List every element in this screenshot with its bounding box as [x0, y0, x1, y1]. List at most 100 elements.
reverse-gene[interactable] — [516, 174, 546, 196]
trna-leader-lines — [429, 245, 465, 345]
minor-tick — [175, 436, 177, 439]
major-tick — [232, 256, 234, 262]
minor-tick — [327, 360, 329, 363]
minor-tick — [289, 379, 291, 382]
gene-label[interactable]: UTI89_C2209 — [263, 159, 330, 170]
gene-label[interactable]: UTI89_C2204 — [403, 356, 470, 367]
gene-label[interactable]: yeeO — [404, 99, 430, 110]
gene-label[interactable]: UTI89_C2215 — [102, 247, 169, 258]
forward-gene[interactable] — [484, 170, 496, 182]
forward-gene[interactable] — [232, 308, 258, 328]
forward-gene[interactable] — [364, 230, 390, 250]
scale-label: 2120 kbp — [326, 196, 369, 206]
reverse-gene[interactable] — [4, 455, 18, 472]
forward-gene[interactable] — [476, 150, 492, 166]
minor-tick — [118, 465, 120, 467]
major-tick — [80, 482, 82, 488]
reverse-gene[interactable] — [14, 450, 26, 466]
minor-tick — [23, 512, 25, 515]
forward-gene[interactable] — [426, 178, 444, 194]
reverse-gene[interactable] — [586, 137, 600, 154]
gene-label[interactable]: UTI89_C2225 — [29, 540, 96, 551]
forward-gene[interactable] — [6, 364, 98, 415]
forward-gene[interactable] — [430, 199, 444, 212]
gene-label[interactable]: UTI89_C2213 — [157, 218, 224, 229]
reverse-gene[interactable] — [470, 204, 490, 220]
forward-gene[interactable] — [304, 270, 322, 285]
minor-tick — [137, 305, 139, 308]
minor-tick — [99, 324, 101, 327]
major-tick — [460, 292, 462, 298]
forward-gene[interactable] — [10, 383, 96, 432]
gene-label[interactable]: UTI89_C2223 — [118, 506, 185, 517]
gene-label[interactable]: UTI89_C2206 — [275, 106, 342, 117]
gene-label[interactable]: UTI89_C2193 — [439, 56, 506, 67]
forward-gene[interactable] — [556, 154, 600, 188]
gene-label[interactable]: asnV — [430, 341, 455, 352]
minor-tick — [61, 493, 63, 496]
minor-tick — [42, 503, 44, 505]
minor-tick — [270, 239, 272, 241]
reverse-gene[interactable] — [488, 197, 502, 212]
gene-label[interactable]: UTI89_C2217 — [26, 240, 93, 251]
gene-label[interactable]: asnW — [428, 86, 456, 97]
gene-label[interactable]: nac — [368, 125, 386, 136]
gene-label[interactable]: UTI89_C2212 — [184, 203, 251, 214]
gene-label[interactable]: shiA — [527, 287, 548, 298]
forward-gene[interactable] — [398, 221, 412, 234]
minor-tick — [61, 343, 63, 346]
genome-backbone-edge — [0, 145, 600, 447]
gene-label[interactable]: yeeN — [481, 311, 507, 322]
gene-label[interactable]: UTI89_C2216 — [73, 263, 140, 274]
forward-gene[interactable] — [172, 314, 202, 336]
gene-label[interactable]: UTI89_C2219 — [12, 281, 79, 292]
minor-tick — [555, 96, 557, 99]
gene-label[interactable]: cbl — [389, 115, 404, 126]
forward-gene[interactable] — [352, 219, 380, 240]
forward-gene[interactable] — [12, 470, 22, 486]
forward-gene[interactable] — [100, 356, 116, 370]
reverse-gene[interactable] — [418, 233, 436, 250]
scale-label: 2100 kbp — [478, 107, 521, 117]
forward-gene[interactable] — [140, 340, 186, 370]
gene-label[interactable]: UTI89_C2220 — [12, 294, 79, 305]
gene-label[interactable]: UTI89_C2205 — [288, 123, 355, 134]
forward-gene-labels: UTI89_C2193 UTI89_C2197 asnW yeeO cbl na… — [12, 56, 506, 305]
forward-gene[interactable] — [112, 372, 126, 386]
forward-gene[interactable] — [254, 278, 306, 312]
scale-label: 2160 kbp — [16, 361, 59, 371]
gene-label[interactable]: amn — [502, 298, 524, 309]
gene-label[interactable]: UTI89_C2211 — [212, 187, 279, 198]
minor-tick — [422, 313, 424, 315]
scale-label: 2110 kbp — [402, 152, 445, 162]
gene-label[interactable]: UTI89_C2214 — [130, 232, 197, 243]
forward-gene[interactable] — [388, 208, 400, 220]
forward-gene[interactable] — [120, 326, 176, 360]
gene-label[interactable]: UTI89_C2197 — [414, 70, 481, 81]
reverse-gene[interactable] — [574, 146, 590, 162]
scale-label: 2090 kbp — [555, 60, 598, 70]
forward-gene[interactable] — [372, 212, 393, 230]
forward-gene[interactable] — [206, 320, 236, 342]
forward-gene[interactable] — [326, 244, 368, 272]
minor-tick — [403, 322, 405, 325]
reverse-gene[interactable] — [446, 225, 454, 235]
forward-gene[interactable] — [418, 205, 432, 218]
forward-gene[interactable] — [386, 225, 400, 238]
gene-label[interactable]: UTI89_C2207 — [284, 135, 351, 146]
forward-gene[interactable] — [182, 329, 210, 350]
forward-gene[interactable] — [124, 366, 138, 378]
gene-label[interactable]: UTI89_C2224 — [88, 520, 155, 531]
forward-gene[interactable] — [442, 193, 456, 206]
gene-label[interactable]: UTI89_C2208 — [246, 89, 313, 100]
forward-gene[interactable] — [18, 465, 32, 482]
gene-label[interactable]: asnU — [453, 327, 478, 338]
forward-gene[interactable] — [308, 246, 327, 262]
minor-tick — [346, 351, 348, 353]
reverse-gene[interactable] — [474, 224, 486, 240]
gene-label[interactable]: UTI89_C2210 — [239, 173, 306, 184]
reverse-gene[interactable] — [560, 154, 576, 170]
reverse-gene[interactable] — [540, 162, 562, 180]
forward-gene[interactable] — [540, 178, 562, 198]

---------------

* [YOUR ASSIGNMENT]: Set down the full listing. Keep every line exact.

* [SOLUTION]:
List every element in this screenshot with its bounding box as [x0, y0, x1, y1]. List at most 100 elements.
reverse-gene[interactable] — [516, 174, 546, 196]
trna-leader-lines — [429, 245, 465, 345]
minor-tick — [175, 436, 177, 439]
major-tick — [232, 256, 234, 262]
minor-tick — [327, 360, 329, 363]
minor-tick — [289, 379, 291, 382]
gene-label[interactable]: UTI89_C2209 — [263, 159, 330, 170]
gene-label[interactable]: UTI89_C2204 — [403, 356, 470, 367]
gene-label[interactable]: yeeO — [404, 99, 430, 110]
gene-label[interactable]: UTI89_C2215 — [102, 247, 169, 258]
forward-gene[interactable] — [484, 170, 496, 182]
forward-gene[interactable] — [232, 308, 258, 328]
forward-gene[interactable] — [364, 230, 390, 250]
scale-label: 2120 kbp — [326, 196, 369, 206]
reverse-gene[interactable] — [4, 455, 18, 472]
forward-gene[interactable] — [476, 150, 492, 166]
minor-tick — [118, 465, 120, 467]
major-tick — [80, 482, 82, 488]
reverse-gene[interactable] — [14, 450, 26, 466]
minor-tick — [23, 512, 25, 515]
forward-gene[interactable] — [426, 178, 444, 194]
reverse-gene[interactable] — [586, 137, 600, 154]
gene-label[interactable]: UTI89_C2225 — [29, 540, 96, 551]
forward-gene[interactable] — [6, 364, 98, 415]
forward-gene[interactable] — [430, 199, 444, 212]
gene-label[interactable]: UTI89_C2213 — [157, 218, 224, 229]
reverse-gene[interactable] — [470, 204, 490, 220]
forward-gene[interactable] — [304, 270, 322, 285]
minor-tick — [137, 305, 139, 308]
minor-tick — [99, 324, 101, 327]
major-tick — [460, 292, 462, 298]
forward-gene[interactable] — [10, 383, 96, 432]
gene-label[interactable]: UTI89_C2223 — [118, 506, 185, 517]
gene-label[interactable]: UTI89_C2206 — [275, 106, 342, 117]
gene-label[interactable]: UTI89_C2193 — [439, 56, 506, 67]
forward-gene[interactable] — [556, 154, 600, 188]
gene-label[interactable]: asnV — [430, 341, 455, 352]
minor-tick — [61, 493, 63, 496]
minor-tick — [42, 503, 44, 505]
minor-tick — [270, 239, 272, 241]
reverse-gene[interactable] — [488, 197, 502, 212]
gene-label[interactable]: UTI89_C2217 — [26, 240, 93, 251]
gene-label[interactable]: asnW — [428, 86, 456, 97]
gene-label[interactable]: nac — [368, 125, 386, 136]
gene-label[interactable]: UTI89_C2212 — [184, 203, 251, 214]
gene-label[interactable]: shiA — [527, 287, 548, 298]
forward-gene[interactable] — [398, 221, 412, 234]
minor-tick — [61, 343, 63, 346]
genome-backbone-edge — [0, 145, 600, 447]
gene-label[interactable]: yeeN — [481, 311, 507, 322]
gene-label[interactable]: UTI89_C2216 — [73, 263, 140, 274]
forward-gene[interactable] — [172, 314, 202, 336]
gene-label[interactable]: UTI89_C2219 — [12, 281, 79, 292]
minor-tick — [555, 96, 557, 99]
gene-label[interactable]: cbl — [389, 115, 404, 126]
forward-gene[interactable] — [352, 219, 380, 240]
forward-gene[interactable] — [12, 470, 22, 486]
forward-gene[interactable] — [100, 356, 116, 370]
reverse-gene[interactable] — [418, 233, 436, 250]
scale-label: 2100 kbp — [478, 107, 521, 117]
forward-gene[interactable] — [140, 340, 186, 370]
gene-label[interactable]: UTI89_C2220 — [12, 294, 79, 305]
gene-label[interactable]: UTI89_C2205 — [288, 123, 355, 134]
forward-gene-labels: UTI89_C2193 UTI89_C2197 asnW yeeO cbl na… — [12, 56, 506, 305]
forward-gene[interactable] — [112, 372, 126, 386]
forward-gene[interactable] — [254, 278, 306, 312]
scale-label: 2160 kbp — [16, 361, 59, 371]
gene-label[interactable]: amn — [502, 298, 524, 309]
gene-label[interactable]: UTI89_C2211 — [212, 187, 279, 198]
minor-tick — [422, 313, 424, 315]
scale-label: 2110 kbp — [402, 152, 445, 162]
gene-label[interactable]: UTI89_C2214 — [130, 232, 197, 243]
forward-gene[interactable] — [388, 208, 400, 220]
forward-gene[interactable] — [120, 326, 176, 360]
gene-label[interactable]: UTI89_C2197 — [414, 70, 481, 81]
reverse-gene[interactable] — [574, 146, 590, 162]
scale-label: 2090 kbp — [555, 60, 598, 70]
forward-gene[interactable] — [372, 212, 393, 230]
forward-gene[interactable] — [206, 320, 236, 342]
forward-gene[interactable] — [326, 244, 368, 272]
minor-tick — [403, 322, 405, 325]
reverse-gene[interactable] — [446, 225, 454, 235]
forward-gene[interactable] — [418, 205, 432, 218]
forward-gene[interactable] — [386, 225, 400, 238]
gene-label[interactable]: UTI89_C2207 — [284, 135, 351, 146]
forward-gene[interactable] — [182, 329, 210, 350]
forward-gene[interactable] — [124, 366, 138, 378]
gene-label[interactable]: UTI89_C2224 — [88, 520, 155, 531]
forward-gene[interactable] — [442, 193, 456, 206]
gene-label[interactable]: UTI89_C2208 — [246, 89, 313, 100]
forward-gene[interactable] — [18, 465, 32, 482]
gene-label[interactable]: asnU — [453, 327, 478, 338]
forward-gene[interactable] — [308, 246, 327, 262]
minor-tick — [346, 351, 348, 353]
reverse-gene[interactable] — [474, 224, 486, 240]
gene-label[interactable]: UTI89_C2210 — [239, 173, 306, 184]
reverse-gene[interactable] — [560, 154, 576, 170]
reverse-gene[interactable] — [540, 162, 562, 180]
forward-gene[interactable] — [540, 178, 562, 198]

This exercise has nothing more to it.